▸ **Excerpted records**:
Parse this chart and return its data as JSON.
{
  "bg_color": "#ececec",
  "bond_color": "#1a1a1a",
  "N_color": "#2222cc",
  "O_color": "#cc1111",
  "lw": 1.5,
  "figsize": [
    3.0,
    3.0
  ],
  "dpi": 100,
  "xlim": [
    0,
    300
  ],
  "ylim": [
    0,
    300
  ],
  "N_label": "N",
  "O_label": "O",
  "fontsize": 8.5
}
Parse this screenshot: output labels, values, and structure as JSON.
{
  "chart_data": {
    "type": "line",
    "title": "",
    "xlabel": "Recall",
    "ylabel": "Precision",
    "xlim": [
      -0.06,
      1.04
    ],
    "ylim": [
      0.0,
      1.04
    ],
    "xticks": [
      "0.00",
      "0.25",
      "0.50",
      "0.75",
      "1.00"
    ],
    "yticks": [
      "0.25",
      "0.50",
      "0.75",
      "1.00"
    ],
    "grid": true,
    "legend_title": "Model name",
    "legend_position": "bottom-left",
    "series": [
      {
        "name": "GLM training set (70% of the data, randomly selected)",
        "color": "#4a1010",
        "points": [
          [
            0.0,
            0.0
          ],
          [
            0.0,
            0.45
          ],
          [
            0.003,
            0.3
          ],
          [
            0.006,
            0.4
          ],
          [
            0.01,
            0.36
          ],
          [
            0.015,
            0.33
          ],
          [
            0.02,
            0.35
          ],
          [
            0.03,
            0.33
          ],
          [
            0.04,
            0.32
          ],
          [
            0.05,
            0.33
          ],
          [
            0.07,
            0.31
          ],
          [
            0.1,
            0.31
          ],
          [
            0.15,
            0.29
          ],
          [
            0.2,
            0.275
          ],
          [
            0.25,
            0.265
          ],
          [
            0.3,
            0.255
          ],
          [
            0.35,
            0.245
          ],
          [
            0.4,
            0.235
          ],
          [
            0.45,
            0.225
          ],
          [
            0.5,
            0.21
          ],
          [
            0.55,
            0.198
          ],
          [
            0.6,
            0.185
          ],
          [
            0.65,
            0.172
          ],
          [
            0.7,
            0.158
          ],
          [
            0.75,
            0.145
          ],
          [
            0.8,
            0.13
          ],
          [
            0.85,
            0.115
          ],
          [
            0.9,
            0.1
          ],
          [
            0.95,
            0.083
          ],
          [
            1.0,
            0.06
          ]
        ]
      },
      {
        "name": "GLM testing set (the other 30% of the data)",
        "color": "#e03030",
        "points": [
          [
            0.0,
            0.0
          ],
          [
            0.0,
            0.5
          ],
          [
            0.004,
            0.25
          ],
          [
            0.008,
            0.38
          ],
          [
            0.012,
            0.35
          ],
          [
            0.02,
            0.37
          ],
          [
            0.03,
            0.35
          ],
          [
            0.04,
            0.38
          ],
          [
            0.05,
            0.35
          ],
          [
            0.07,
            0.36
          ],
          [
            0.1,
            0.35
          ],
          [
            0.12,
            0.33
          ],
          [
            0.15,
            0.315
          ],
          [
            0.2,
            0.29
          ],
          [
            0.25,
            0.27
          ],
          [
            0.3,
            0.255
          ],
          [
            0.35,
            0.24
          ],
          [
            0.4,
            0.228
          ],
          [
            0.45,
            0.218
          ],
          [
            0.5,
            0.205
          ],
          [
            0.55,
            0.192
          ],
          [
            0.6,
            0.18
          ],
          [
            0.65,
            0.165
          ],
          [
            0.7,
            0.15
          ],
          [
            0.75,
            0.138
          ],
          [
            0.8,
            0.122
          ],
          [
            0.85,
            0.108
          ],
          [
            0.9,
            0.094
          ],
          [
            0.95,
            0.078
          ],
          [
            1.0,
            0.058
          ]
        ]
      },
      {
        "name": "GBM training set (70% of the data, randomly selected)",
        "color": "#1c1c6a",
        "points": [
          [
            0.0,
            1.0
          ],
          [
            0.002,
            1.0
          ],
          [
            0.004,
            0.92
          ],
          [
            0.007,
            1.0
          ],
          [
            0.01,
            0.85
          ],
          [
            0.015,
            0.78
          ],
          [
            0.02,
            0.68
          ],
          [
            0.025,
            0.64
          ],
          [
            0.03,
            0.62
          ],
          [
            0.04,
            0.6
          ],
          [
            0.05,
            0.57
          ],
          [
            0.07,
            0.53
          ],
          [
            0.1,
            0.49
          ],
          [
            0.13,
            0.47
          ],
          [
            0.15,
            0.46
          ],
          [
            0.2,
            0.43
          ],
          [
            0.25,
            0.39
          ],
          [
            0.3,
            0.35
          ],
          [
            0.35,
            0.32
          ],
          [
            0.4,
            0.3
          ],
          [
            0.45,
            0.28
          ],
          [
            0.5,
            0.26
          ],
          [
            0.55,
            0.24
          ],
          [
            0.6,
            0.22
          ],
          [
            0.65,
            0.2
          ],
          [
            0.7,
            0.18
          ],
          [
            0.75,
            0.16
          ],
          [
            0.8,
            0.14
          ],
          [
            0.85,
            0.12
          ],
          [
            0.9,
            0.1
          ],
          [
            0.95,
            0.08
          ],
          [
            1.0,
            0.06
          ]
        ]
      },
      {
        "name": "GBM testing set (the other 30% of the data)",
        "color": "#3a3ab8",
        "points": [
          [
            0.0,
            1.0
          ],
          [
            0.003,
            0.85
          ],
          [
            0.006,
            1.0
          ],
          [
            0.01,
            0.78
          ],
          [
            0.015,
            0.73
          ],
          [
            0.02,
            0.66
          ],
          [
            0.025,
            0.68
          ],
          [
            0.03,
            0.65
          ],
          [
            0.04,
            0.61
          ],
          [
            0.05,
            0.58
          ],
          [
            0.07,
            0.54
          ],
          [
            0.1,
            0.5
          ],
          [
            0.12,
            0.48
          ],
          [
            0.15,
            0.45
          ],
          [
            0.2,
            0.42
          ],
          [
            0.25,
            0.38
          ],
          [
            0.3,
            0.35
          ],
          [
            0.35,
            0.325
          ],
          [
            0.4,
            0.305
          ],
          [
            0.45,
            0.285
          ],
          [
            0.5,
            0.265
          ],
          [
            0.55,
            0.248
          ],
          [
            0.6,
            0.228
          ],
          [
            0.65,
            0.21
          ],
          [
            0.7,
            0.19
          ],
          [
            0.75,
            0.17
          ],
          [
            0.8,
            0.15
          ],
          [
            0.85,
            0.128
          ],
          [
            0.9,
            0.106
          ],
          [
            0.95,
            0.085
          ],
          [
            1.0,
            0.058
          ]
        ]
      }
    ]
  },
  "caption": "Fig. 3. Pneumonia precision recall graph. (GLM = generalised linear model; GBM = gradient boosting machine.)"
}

▸ **Short task**:
The data above must be returned in full, exactly as written.

▸ **Solution**:
Parse this chart and return its data as JSON.
{
  "bg_color": "#ececec",
  "bond_color": "#1a1a1a",
  "N_color": "#2222cc",
  "O_color": "#cc1111",
  "lw": 1.5,
  "figsize": [
    3.0,
    3.0
  ],
  "dpi": 100,
  "xlim": [
    0,
    300
  ],
  "ylim": [
    0,
    300
  ],
  "N_label": "N",
  "O_label": "O",
  "fontsize": 8.5
}
Parse this screenshot: output labels, values, and structure as JSON.
{
  "chart_data": {
    "type": "line",
    "title": "",
    "xlabel": "Recall",
    "ylabel": "Precision",
    "xlim": [
      -0.06,
      1.04
    ],
    "ylim": [
      0.0,
      1.04
    ],
    "xticks": [
      "0.00",
      "0.25",
      "0.50",
      "0.75",
      "1.00"
    ],
    "yticks": [
      "0.25",
      "0.50",
      "0.75",
      "1.00"
    ],
    "grid": true,
    "legend_title": "Model name",
    "legend_position": "bottom-left",
    "series": [
      {
        "name": "GLM training set (70% of the data, randomly selected)",
        "color": "#4a1010",
        "points": [
          [
            0.0,
            0.0
          ],
          [
            0.0,
            0.45
          ],
          [
            0.003,
            0.3
          ],
          [
            0.006,
            0.4
          ],
          [
            0.01,
            0.36
          ],
          [
            0.015,
            0.33
          ],
          [
            0.02,
            0.35
          ],
          [
            0.03,
            0.33
          ],
          [
            0.04,
            0.32
          ],
          [
            0.05,
            0.33
          ],
          [
            0.07,
            0.31
          ],
          [
            0.1,
            0.31
          ],
          [
            0.15,
            0.29
          ],
          [
            0.2,
            0.275
          ],
          [
            0.25,
            0.265
          ],
          [
            0.3,
            0.255
          ],
          [
            0.35,
            0.245
          ],
          [
            0.4,
            0.235
          ],
          [
            0.45,
            0.225
          ],
          [
            0.5,
            0.21
          ],
          [
            0.55,
            0.198
          ],
          [
            0.6,
            0.185
          ],
          [
            0.65,
            0.172
          ],
          [
            0.7,
            0.158
          ],
          [
            0.75,
            0.145
          ],
          [
            0.8,
            0.13
          ],
          [
            0.85,
            0.115
          ],
          [
            0.9,
            0.1
          ],
          [
            0.95,
            0.083
          ],
          [
            1.0,
            0.06
          ]
        ]
      },
      {
        "name": "GLM testing set (the other 30% of the data)",
        "color": "#e03030",
        "points": [
          [
            0.0,
            0.0
          ],
          [
            0.0,
            0.5
          ],
          [
            0.004,
            0.25
          ],
          [
            0.008,
            0.38
          ],
          [
            0.012,
            0.35
          ],
          [
            0.02,
            0.37
          ],
          [
            0.03,
            0.35
          ],
          [
            0.04,
            0.38
          ],
          [
            0.05,
            0.35
          ],
          [
            0.07,
            0.36
          ],
          [
            0.1,
            0.35
          ],
          [
            0.12,
            0.33
          ],
          [
            0.15,
            0.315
          ],
          [
            0.2,
            0.29
          ],
          [
            0.25,
            0.27
          ],
          [
            0.3,
            0.255
          ],
          [
            0.35,
            0.24
          ],
          [
            0.4,
            0.228
          ],
          [
            0.45,
            0.218
          ],
          [
            0.5,
            0.205
          ],
          [
            0.55,
            0.192
          ],
          [
            0.6,
            0.18
          ],
          [
            0.65,
            0.165
          ],
          [
            0.7,
            0.15
          ],
          [
            0.75,
            0.138
          ],
          [
            0.8,
            0.122
          ],
          [
            0.85,
            0.108
          ],
          [
            0.9,
            0.094
          ],
          [
            0.95,
            0.078
          ],
          [
            1.0,
            0.058
          ]
        ]
      },
      {
        "name": "GBM training set (70% of the data, randomly selected)",
        "color": "#1c1c6a",
        "points": [
          [
            0.0,
            1.0
          ],
          [
            0.002,
            1.0
          ],
          [
            0.004,
            0.92
          ],
          [
            0.007,
            1.0
          ],
          [
            0.01,
            0.85
          ],
          [
            0.015,
            0.78
          ],
          [
            0.02,
            0.68
          ],
          [
            0.025,
            0.64
          ],
          [
            0.03,
            0.62
          ],
          [
            0.04,
            0.6
          ],
          [
            0.05,
            0.57
          ],
          [
            0.07,
            0.53
          ],
          [
            0.1,
            0.49
          ],
          [
            0.13,
            0.47
          ],
          [
            0.15,
            0.46
          ],
          [
            0.2,
            0.43
          ],
          [
            0.25,
            0.39
          ],
          [
            0.3,
            0.35
          ],
          [
            0.35,
            0.32
          ],
          [
            0.4,
            0.3
          ],
          [
            0.45,
            0.28
          ],
          [
            0.5,
            0.26
          ],
          [
            0.55,
            0.24
          ],
          [
            0.6,
            0.22
          ],
          [
            0.65,
            0.2
          ],
          [
            0.7,
            0.18
          ],
          [
            0.75,
            0.16
          ],
          [
            0.8,
            0.14
          ],
          [
            0.85,
            0.12
          ],
          [
            0.9,
            0.1
          ],
          [
            0.95,
            0.08
          ],
          [
            1.0,
            0.06
          ]
        ]
      },
      {
        "name": "GBM testing set (the other 30% of the data)",
        "color": "#3a3ab8",
        "points": [
          [
            0.0,
            1.0
          ],
          [
            0.003,
            0.85
          ],
          [
            0.006,
            1.0
          ],
          [
            0.01,
            0.78
          ],
          [
            0.015,
            0.73
          ],
          [
            0.02,
            0.66
          ],
          [
            0.025,
            0.68
          ],
          [
            0.03,
            0.65
          ],
          [
            0.04,
            0.61
          ],
          [
            0.05,
            0.58
          ],
          [
            0.07,
            0.54
          ],
          [
            0.1,
            0.5
          ],
          [
            0.12,
            0.48
          ],
          [
            0.15,
            0.45
          ],
          [
            0.2,
            0.42
          ],
          [
            0.25,
            0.38
          ],
          [
            0.3,
            0.35
          ],
          [
            0.35,
            0.325
          ],
          [
            0.4,
            0.305
          ],
          [
            0.45,
            0.285
          ],
          [
            0.5,
            0.265
          ],
          [
            0.55,
            0.248
          ],
          [
            0.6,
            0.228
          ],
          [
            0.65,
            0.21
          ],
          [
            0.7,
            0.19
          ],
          [
            0.75,
            0.17
          ],
          [
            0.8,
            0.15
          ],
          [
            0.85,
            0.128
          ],
          [
            0.9,
            0.106
          ],
          [
            0.95,
            0.085
          ],
          [
            1.0,
            0.058
          ]
        ]
      }
    ]
  },
  "caption": "Fig. 3. Pneumonia precision recall graph. (GLM = generalised linear model; GBM = gradient boosting machine.)"
}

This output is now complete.